• Requirements
Identify and copy all lines of the material where the string "value" is found.

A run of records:
'''
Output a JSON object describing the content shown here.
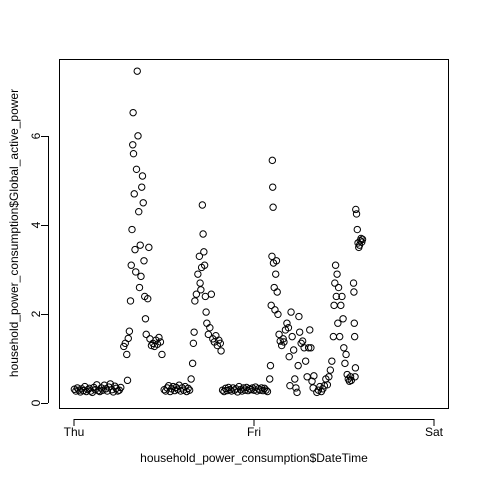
{
  "chart_data": {
    "type": "scatter",
    "title": "",
    "xlabel": "household_power_consumption$DateTime",
    "ylabel": "household_power_consumption$Global_active_power",
    "x_unit": "hours since Thu 00:00",
    "xlim": [
      -1.92,
      49.92
    ],
    "ylim": [
      -0.1,
      7.7
    ],
    "x_ticks": [
      {
        "label": "Thu",
        "value": 0
      },
      {
        "label": "Fri",
        "value": 24
      },
      {
        "label": "Sat",
        "value": 48
      }
    ],
    "y_ticks": [
      {
        "label": "0",
        "value": 0
      },
      {
        "label": "2",
        "value": 2
      },
      {
        "label": "4",
        "value": 4
      },
      {
        "label": "6",
        "value": 6
      }
    ],
    "grid": false,
    "marker": "open-circle",
    "series": [
      {
        "name": "",
        "points": [
          [
            0.0,
            0.32
          ],
          [
            0.2,
            0.28
          ],
          [
            0.4,
            0.35
          ],
          [
            0.6,
            0.3
          ],
          [
            0.8,
            0.26
          ],
          [
            1.0,
            0.33
          ],
          [
            1.2,
            0.29
          ],
          [
            1.4,
            0.38
          ],
          [
            1.6,
            0.27
          ],
          [
            1.8,
            0.31
          ],
          [
            2.0,
            0.34
          ],
          [
            2.2,
            0.28
          ],
          [
            2.4,
            0.25
          ],
          [
            2.6,
            0.36
          ],
          [
            2.8,
            0.31
          ],
          [
            3.0,
            0.42
          ],
          [
            3.2,
            0.29
          ],
          [
            3.4,
            0.27
          ],
          [
            3.6,
            0.35
          ],
          [
            3.8,
            0.3
          ],
          [
            4.0,
            0.41
          ],
          [
            4.2,
            0.33
          ],
          [
            4.4,
            0.28
          ],
          [
            4.6,
            0.37
          ],
          [
            4.8,
            0.44
          ],
          [
            5.0,
            0.31
          ],
          [
            5.2,
            0.26
          ],
          [
            5.4,
            0.39
          ],
          [
            5.6,
            0.34
          ],
          [
            5.8,
            0.28
          ],
          [
            6.0,
            0.3
          ],
          [
            6.2,
            0.36
          ],
          [
            6.6,
            1.28
          ],
          [
            6.8,
            1.35
          ],
          [
            7.0,
            1.1
          ],
          [
            7.1,
            0.52
          ],
          [
            7.2,
            1.46
          ],
          [
            7.35,
            1.62
          ],
          [
            7.5,
            2.3
          ],
          [
            7.6,
            3.1
          ],
          [
            7.7,
            3.9
          ],
          [
            7.8,
            5.8
          ],
          [
            7.85,
            6.52
          ],
          [
            7.9,
            5.6
          ],
          [
            8.0,
            4.7
          ],
          [
            8.1,
            3.45
          ],
          [
            8.2,
            2.95
          ],
          [
            8.3,
            5.25
          ],
          [
            8.4,
            7.45
          ],
          [
            8.5,
            6.0
          ],
          [
            8.6,
            4.3
          ],
          [
            8.7,
            2.6
          ],
          [
            8.8,
            3.55
          ],
          [
            8.9,
            2.85
          ],
          [
            9.0,
            4.85
          ],
          [
            9.1,
            5.1
          ],
          [
            9.2,
            4.5
          ],
          [
            9.3,
            3.2
          ],
          [
            9.4,
            2.4
          ],
          [
            9.5,
            1.9
          ],
          [
            9.6,
            1.55
          ],
          [
            9.8,
            2.35
          ],
          [
            9.95,
            3.5
          ],
          [
            10.1,
            1.45
          ],
          [
            10.3,
            1.3
          ],
          [
            10.5,
            1.35
          ],
          [
            10.7,
            1.28
          ],
          [
            10.9,
            1.42
          ],
          [
            11.1,
            1.33
          ],
          [
            11.3,
            1.48
          ],
          [
            11.5,
            1.38
          ],
          [
            11.7,
            1.1
          ],
          [
            12.0,
            0.31
          ],
          [
            12.2,
            0.28
          ],
          [
            12.4,
            0.35
          ],
          [
            12.6,
            0.4
          ],
          [
            12.8,
            0.27
          ],
          [
            13.0,
            0.33
          ],
          [
            13.2,
            0.38
          ],
          [
            13.4,
            0.29
          ],
          [
            13.6,
            0.36
          ],
          [
            13.8,
            0.32
          ],
          [
            14.0,
            0.41
          ],
          [
            14.2,
            0.28
          ],
          [
            14.4,
            0.35
          ],
          [
            14.6,
            0.3
          ],
          [
            14.8,
            0.38
          ],
          [
            15.0,
            0.27
          ],
          [
            15.2,
            0.34
          ],
          [
            15.4,
            0.3
          ],
          [
            15.6,
            0.55
          ],
          [
            15.8,
            0.9
          ],
          [
            15.9,
            1.35
          ],
          [
            16.0,
            1.6
          ],
          [
            16.1,
            2.3
          ],
          [
            16.3,
            2.45
          ],
          [
            16.5,
            2.9
          ],
          [
            16.7,
            3.3
          ],
          [
            16.8,
            2.7
          ],
          [
            16.9,
            2.55
          ],
          [
            17.0,
            3.05
          ],
          [
            17.1,
            4.45
          ],
          [
            17.2,
            3.8
          ],
          [
            17.3,
            3.4
          ],
          [
            17.4,
            3.1
          ],
          [
            17.5,
            2.4
          ],
          [
            17.6,
            2.05
          ],
          [
            17.7,
            1.8
          ],
          [
            17.9,
            1.55
          ],
          [
            18.1,
            1.7
          ],
          [
            18.3,
            2.45
          ],
          [
            18.5,
            1.45
          ],
          [
            18.7,
            1.38
          ],
          [
            18.9,
            1.52
          ],
          [
            19.1,
            1.3
          ],
          [
            19.3,
            1.42
          ],
          [
            19.5,
            1.35
          ],
          [
            19.6,
            1.18
          ],
          [
            19.8,
            0.3
          ],
          [
            20.0,
            0.27
          ],
          [
            20.2,
            0.34
          ],
          [
            20.4,
            0.29
          ],
          [
            20.6,
            0.36
          ],
          [
            20.8,
            0.31
          ],
          [
            21.0,
            0.28
          ],
          [
            21.2,
            0.35
          ],
          [
            21.4,
            0.3
          ],
          [
            21.6,
            0.33
          ],
          [
            21.8,
            0.26
          ],
          [
            22.0,
            0.38
          ],
          [
            22.2,
            0.31
          ],
          [
            22.4,
            0.28
          ],
          [
            22.6,
            0.35
          ],
          [
            22.8,
            0.3
          ],
          [
            23.0,
            0.36
          ],
          [
            23.2,
            0.29
          ],
          [
            23.4,
            0.33
          ],
          [
            23.6,
            0.31
          ],
          [
            23.8,
            0.35
          ],
          [
            24.0,
            0.3
          ],
          [
            24.2,
            0.37
          ],
          [
            24.4,
            0.28
          ],
          [
            24.6,
            0.33
          ],
          [
            24.8,
            0.3
          ],
          [
            25.0,
            0.35
          ],
          [
            25.2,
            0.29
          ],
          [
            25.4,
            0.34
          ],
          [
            25.6,
            0.3
          ],
          [
            25.8,
            0.27
          ],
          [
            26.1,
            0.55
          ],
          [
            26.2,
            0.85
          ],
          [
            26.3,
            2.2
          ],
          [
            26.4,
            3.3
          ],
          [
            26.45,
            5.45
          ],
          [
            26.5,
            4.85
          ],
          [
            26.55,
            4.4
          ],
          [
            26.6,
            3.15
          ],
          [
            26.7,
            2.6
          ],
          [
            26.8,
            2.1
          ],
          [
            26.9,
            2.9
          ],
          [
            27.0,
            3.2
          ],
          [
            27.1,
            2.5
          ],
          [
            27.2,
            2.0
          ],
          [
            27.35,
            1.55
          ],
          [
            27.5,
            1.4
          ],
          [
            27.7,
            1.3
          ],
          [
            27.9,
            1.45
          ],
          [
            28.0,
            1.38
          ],
          [
            28.2,
            1.65
          ],
          [
            28.4,
            1.8
          ],
          [
            28.6,
            1.7
          ],
          [
            28.7,
            1.05
          ],
          [
            28.8,
            0.4
          ],
          [
            28.95,
            2.05
          ],
          [
            29.1,
            1.5
          ],
          [
            29.3,
            1.2
          ],
          [
            29.45,
            0.55
          ],
          [
            29.6,
            0.35
          ],
          [
            29.75,
            0.25
          ],
          [
            29.9,
            0.85
          ],
          [
            30.0,
            1.95
          ],
          [
            30.1,
            1.6
          ],
          [
            30.3,
            1.35
          ],
          [
            30.5,
            1.4
          ],
          [
            30.7,
            1.25
          ],
          [
            30.9,
            0.95
          ],
          [
            31.1,
            0.6
          ],
          [
            31.3,
            1.25
          ],
          [
            31.45,
            1.65
          ],
          [
            31.6,
            1.25
          ],
          [
            31.75,
            0.5
          ],
          [
            31.9,
            0.35
          ],
          [
            32.0,
            0.62
          ],
          [
            32.4,
            0.25
          ],
          [
            32.6,
            0.3
          ],
          [
            32.8,
            0.38
          ],
          [
            33.0,
            0.27
          ],
          [
            33.2,
            0.33
          ],
          [
            33.4,
            0.4
          ],
          [
            33.6,
            0.55
          ],
          [
            33.8,
            0.42
          ],
          [
            34.0,
            0.6
          ],
          [
            34.2,
            0.75
          ],
          [
            34.4,
            0.95
          ],
          [
            34.6,
            1.5
          ],
          [
            34.7,
            2.2
          ],
          [
            34.8,
            2.7
          ],
          [
            34.9,
            3.1
          ],
          [
            35.0,
            2.4
          ],
          [
            35.1,
            2.9
          ],
          [
            35.2,
            1.8
          ],
          [
            35.3,
            2.6
          ],
          [
            35.45,
            1.5
          ],
          [
            35.6,
            2.2
          ],
          [
            35.75,
            2.4
          ],
          [
            35.9,
            1.9
          ],
          [
            36.0,
            1.25
          ],
          [
            36.15,
            0.9
          ],
          [
            36.3,
            1.1
          ],
          [
            36.45,
            0.65
          ],
          [
            36.6,
            0.55
          ],
          [
            36.75,
            0.5
          ],
          [
            36.9,
            0.6
          ],
          [
            37.0,
            0.52
          ],
          [
            37.3,
            2.7
          ],
          [
            37.35,
            2.5
          ],
          [
            37.4,
            1.8
          ],
          [
            37.45,
            1.5
          ],
          [
            37.5,
            0.6
          ],
          [
            37.55,
            0.8
          ],
          [
            37.6,
            4.35
          ],
          [
            37.7,
            4.25
          ],
          [
            37.8,
            3.9
          ],
          [
            37.9,
            3.6
          ],
          [
            38.0,
            3.5
          ],
          [
            38.1,
            3.55
          ],
          [
            38.2,
            3.65
          ],
          [
            38.3,
            3.7
          ],
          [
            38.4,
            3.62
          ],
          [
            38.5,
            3.68
          ]
        ]
      }
    ]
  }
}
'''
• Output of the exercise
        "value": 0
        "value": 24
        "value": 48
        "value": 0
        "value": 2
        "value": 4
        "value": 6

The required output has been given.